REQUEST.
Every record below should be printed exactly as given.
━━ MATERIAL PROVIDED
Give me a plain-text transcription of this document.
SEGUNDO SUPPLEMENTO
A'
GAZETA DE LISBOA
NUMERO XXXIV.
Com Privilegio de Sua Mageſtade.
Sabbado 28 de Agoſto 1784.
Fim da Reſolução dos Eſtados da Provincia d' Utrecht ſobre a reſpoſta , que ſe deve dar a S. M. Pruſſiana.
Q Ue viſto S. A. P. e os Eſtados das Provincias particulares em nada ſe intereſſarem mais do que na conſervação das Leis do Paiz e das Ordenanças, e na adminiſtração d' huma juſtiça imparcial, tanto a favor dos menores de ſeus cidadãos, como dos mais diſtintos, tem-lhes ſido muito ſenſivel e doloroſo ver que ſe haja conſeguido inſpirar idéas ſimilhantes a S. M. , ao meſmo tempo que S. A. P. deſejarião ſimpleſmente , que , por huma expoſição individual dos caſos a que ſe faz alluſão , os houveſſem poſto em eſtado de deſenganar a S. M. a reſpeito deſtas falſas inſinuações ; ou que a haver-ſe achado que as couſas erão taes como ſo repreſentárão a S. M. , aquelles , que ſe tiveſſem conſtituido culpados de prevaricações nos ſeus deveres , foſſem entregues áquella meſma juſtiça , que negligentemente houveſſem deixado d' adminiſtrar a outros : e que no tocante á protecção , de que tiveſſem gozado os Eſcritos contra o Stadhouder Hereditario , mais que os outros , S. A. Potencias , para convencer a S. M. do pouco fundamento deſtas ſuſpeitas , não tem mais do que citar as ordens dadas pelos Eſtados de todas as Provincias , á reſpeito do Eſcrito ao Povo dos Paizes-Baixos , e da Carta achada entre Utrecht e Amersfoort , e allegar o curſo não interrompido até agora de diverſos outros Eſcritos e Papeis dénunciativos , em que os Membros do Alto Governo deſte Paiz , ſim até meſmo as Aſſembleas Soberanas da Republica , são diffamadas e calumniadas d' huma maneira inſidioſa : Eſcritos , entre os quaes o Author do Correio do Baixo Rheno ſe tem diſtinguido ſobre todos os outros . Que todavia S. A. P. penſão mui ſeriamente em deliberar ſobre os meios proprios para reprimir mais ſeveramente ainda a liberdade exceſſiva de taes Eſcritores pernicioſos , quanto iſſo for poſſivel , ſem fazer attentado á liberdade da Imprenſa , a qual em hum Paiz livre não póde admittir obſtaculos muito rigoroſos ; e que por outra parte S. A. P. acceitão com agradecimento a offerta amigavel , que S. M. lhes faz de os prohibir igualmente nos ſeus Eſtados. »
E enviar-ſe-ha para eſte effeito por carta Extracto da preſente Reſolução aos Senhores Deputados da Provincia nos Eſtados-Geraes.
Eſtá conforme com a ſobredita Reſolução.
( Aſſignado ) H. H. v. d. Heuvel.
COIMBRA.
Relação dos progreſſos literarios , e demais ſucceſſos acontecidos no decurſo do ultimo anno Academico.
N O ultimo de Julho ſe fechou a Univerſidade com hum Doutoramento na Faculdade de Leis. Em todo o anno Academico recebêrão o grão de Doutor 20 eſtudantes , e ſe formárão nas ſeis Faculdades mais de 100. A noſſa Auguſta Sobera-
━━━━
WRITTEN ANSWER.
Give me a plain-text transcription of this document.
SEGUNDO SUPPLEMENTO
A'
GAZETA DE LISBOA
NUMERO XXXIV.
Com Privilegio de Sua Mageſtade.
Sabbado 28 de Agoſto 1784.
Fim da Reſolução dos Eſtados da Provincia d' Utrecht ſobre a reſpoſta , que ſe deve dar a S. M. Pruſſiana.
Q Ue viſto S. A. P. e os Eſtados das Provincias particulares em nada ſe intereſſarem mais do que na conſervação das Leis do Paiz e das Ordenanças, e na adminiſtração d' huma juſtiça imparcial, tanto a favor dos menores de ſeus cidadãos, como dos mais diſtintos, tem-lhes ſido muito ſenſivel e doloroſo ver que ſe haja conſeguido inſpirar idéas ſimilhantes a S. M. , ao meſmo tempo que S. A. P. deſejarião ſimpleſmente , que , por huma expoſição individual dos caſos a que ſe faz alluſão , os houveſſem poſto em eſtado de deſenganar a S. M. a reſpeito deſtas falſas inſinuações ; ou que a haver-ſe achado que as couſas erão taes como ſo repreſentárão a S. M. , aquelles , que ſe tiveſſem conſtituido culpados de prevaricações nos ſeus deveres , foſſem entregues áquella meſma juſtiça , que negligentemente houveſſem deixado d' adminiſtrar a outros : e que no tocante á protecção , de que tiveſſem gozado os Eſcritos contra o Stadhouder Hereditario , mais que os outros , S. A. Potencias , para convencer a S. M. do pouco fundamento deſtas ſuſpeitas , não tem mais do que citar as ordens dadas pelos Eſtados de todas as Provincias , á reſpeito do Eſcrito ao Povo dos Paizes-Baixos , e da Carta achada entre Utrecht e Amersfoort , e allegar o curſo não interrompido até agora de diverſos outros Eſcritos e Papeis dénunciativos , em que os Membros do Alto Governo deſte Paiz , ſim até meſmo as Aſſembleas Soberanas da Republica , são diffamadas e calumniadas d' huma maneira inſidioſa : Eſcritos , entre os quaes o Author do Correio do Baixo Rheno ſe tem diſtinguido ſobre todos os outros . Que todavia S. A. P. penſão mui ſeriamente em deliberar ſobre os meios proprios para reprimir mais ſeveramente ainda a liberdade exceſſiva de taes Eſcritores pernicioſos , quanto iſſo for poſſivel , ſem fazer attentado á liberdade da Imprenſa , a qual em hum Paiz livre não póde admittir obſtaculos muito rigoroſos ; e que por outra parte S. A. P. acceitão com agradecimento a offerta amigavel , que S. M. lhes faz de os prohibir igualmente nos ſeus Eſtados. »
E enviar-ſe-ha para eſte effeito por carta Extracto da preſente Reſolução aos Senhores Deputados da Provincia nos Eſtados-Geraes.
Eſtá conforme com a ſobredita Reſolução.
( Aſſignado ) H. H. v. d. Heuvel.
COIMBRA.
Relação dos progreſſos literarios , e demais ſucceſſos acontecidos no decurſo do ultimo anno Academico.
N O ultimo de Julho ſe fechou a Univerſidade com hum Doutoramento na Faculdade de Leis. Em todo o anno Academico recebêrão o grão de Doutor 20 eſtudantes , e ſe formárão nas ſeis Faculdades mais de 100. A noſſa Auguſta Sobera-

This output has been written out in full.